PROBLEM DETAILS → Copy out the listing below line for line, with every character unchanged.

SUPPLIED MATERIAL →

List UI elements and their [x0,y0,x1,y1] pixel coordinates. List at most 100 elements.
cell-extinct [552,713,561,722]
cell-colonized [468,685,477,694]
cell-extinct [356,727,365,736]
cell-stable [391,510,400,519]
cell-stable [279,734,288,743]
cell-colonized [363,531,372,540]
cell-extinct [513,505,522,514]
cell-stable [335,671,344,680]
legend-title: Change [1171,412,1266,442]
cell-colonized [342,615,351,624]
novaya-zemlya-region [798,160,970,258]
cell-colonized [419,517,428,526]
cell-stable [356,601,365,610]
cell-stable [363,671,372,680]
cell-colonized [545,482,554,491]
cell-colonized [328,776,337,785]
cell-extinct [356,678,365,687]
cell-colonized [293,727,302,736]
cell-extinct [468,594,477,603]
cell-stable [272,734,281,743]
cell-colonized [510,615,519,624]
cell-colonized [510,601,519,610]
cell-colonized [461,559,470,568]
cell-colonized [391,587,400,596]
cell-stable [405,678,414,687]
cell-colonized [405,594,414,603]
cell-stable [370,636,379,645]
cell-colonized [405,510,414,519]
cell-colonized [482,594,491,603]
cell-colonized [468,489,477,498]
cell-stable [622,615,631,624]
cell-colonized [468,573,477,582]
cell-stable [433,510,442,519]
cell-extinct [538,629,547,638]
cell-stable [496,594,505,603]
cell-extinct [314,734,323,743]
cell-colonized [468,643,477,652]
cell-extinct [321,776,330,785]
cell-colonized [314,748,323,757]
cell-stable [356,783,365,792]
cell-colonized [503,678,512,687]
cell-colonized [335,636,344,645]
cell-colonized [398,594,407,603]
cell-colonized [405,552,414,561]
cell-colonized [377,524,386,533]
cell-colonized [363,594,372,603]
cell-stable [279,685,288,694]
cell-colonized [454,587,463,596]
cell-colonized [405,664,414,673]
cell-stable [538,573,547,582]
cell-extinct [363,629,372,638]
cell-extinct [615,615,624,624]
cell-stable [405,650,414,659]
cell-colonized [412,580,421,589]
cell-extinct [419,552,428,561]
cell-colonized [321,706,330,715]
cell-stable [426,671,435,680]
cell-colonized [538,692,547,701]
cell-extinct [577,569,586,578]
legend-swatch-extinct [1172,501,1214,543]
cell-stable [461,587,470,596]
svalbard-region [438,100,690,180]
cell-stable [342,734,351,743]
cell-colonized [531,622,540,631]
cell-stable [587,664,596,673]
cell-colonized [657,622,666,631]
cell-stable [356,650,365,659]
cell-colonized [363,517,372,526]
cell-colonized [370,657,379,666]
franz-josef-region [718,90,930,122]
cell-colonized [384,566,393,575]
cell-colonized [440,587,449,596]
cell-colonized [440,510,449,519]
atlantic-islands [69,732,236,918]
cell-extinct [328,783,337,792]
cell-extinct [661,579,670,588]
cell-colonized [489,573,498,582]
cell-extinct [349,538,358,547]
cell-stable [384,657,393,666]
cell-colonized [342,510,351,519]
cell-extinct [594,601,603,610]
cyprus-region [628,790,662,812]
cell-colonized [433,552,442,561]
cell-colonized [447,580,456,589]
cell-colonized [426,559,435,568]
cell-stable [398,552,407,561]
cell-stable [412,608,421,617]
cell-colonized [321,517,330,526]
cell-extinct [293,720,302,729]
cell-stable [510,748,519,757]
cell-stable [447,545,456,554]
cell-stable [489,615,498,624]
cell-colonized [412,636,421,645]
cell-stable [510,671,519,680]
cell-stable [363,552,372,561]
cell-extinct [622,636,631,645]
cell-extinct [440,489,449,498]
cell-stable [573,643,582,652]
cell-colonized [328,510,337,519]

REPLY →
List UI elements and their [x0,y0,x1,y1] pixel coordinates. List at most 100 elements.
cell-extinct [552,713,561,722]
cell-colonized [468,685,477,694]
cell-extinct [356,727,365,736]
cell-stable [391,510,400,519]
cell-stable [279,734,288,743]
cell-colonized [363,531,372,540]
cell-extinct [513,505,522,514]
cell-stable [335,671,344,680]
legend-title: Change [1171,412,1266,442]
cell-colonized [342,615,351,624]
novaya-zemlya-region [798,160,970,258]
cell-colonized [419,517,428,526]
cell-stable [356,601,365,610]
cell-stable [363,671,372,680]
cell-colonized [545,482,554,491]
cell-colonized [328,776,337,785]
cell-extinct [356,678,365,687]
cell-colonized [293,727,302,736]
cell-extinct [468,594,477,603]
cell-stable [272,734,281,743]
cell-colonized [510,615,519,624]
cell-colonized [510,601,519,610]
cell-colonized [461,559,470,568]
cell-colonized [391,587,400,596]
cell-stable [405,678,414,687]
cell-colonized [405,594,414,603]
cell-stable [370,636,379,645]
cell-colonized [405,510,414,519]
cell-colonized [482,594,491,603]
cell-colonized [468,489,477,498]
cell-stable [622,615,631,624]
cell-colonized [468,573,477,582]
cell-stable [433,510,442,519]
cell-extinct [538,629,547,638]
cell-stable [496,594,505,603]
cell-extinct [314,734,323,743]
cell-colonized [468,643,477,652]
cell-extinct [321,776,330,785]
cell-colonized [314,748,323,757]
cell-stable [356,783,365,792]
cell-colonized [503,678,512,687]
cell-colonized [335,636,344,645]
cell-colonized [398,594,407,603]
cell-colonized [405,552,414,561]
cell-colonized [377,524,386,533]
cell-colonized [363,594,372,603]
cell-stable [279,685,288,694]
cell-colonized [454,587,463,596]
cell-colonized [405,664,414,673]
cell-stable [538,573,547,582]
cell-extinct [363,629,372,638]
cell-extinct [615,615,624,624]
cell-stable [405,650,414,659]
cell-colonized [412,580,421,589]
cell-extinct [419,552,428,561]
cell-colonized [321,706,330,715]
cell-stable [426,671,435,680]
cell-colonized [538,692,547,701]
cell-extinct [577,569,586,578]
legend-swatch-extinct [1172,501,1214,543]
cell-stable [461,587,470,596]
svalbard-region [438,100,690,180]
cell-stable [342,734,351,743]
cell-colonized [531,622,540,631]
cell-stable [587,664,596,673]
cell-colonized [657,622,666,631]
cell-stable [356,650,365,659]
cell-colonized [363,517,372,526]
cell-colonized [370,657,379,666]
franz-josef-region [718,90,930,122]
cell-colonized [384,566,393,575]
cell-colonized [440,587,449,596]
cell-colonized [440,510,449,519]
atlantic-islands [69,732,236,918]
cell-extinct [328,783,337,792]
cell-extinct [661,579,670,588]
cell-colonized [489,573,498,582]
cell-extinct [349,538,358,547]
cell-stable [384,657,393,666]
cell-colonized [342,510,351,519]
cell-extinct [594,601,603,610]
cyprus-region [628,790,662,812]
cell-colonized [433,552,442,561]
cell-colonized [447,580,456,589]
cell-colonized [426,559,435,568]
cell-stable [398,552,407,561]
cell-stable [412,608,421,617]
cell-colonized [321,517,330,526]
cell-extinct [293,720,302,729]
cell-stable [510,748,519,757]
cell-stable [447,545,456,554]
cell-stable [489,615,498,624]
cell-colonized [412,636,421,645]
cell-stable [510,671,519,680]
cell-stable [363,552,372,561]
cell-extinct [622,636,631,645]
cell-extinct [440,489,449,498]
cell-stable [573,643,582,652]
cell-colonized [328,510,337,519]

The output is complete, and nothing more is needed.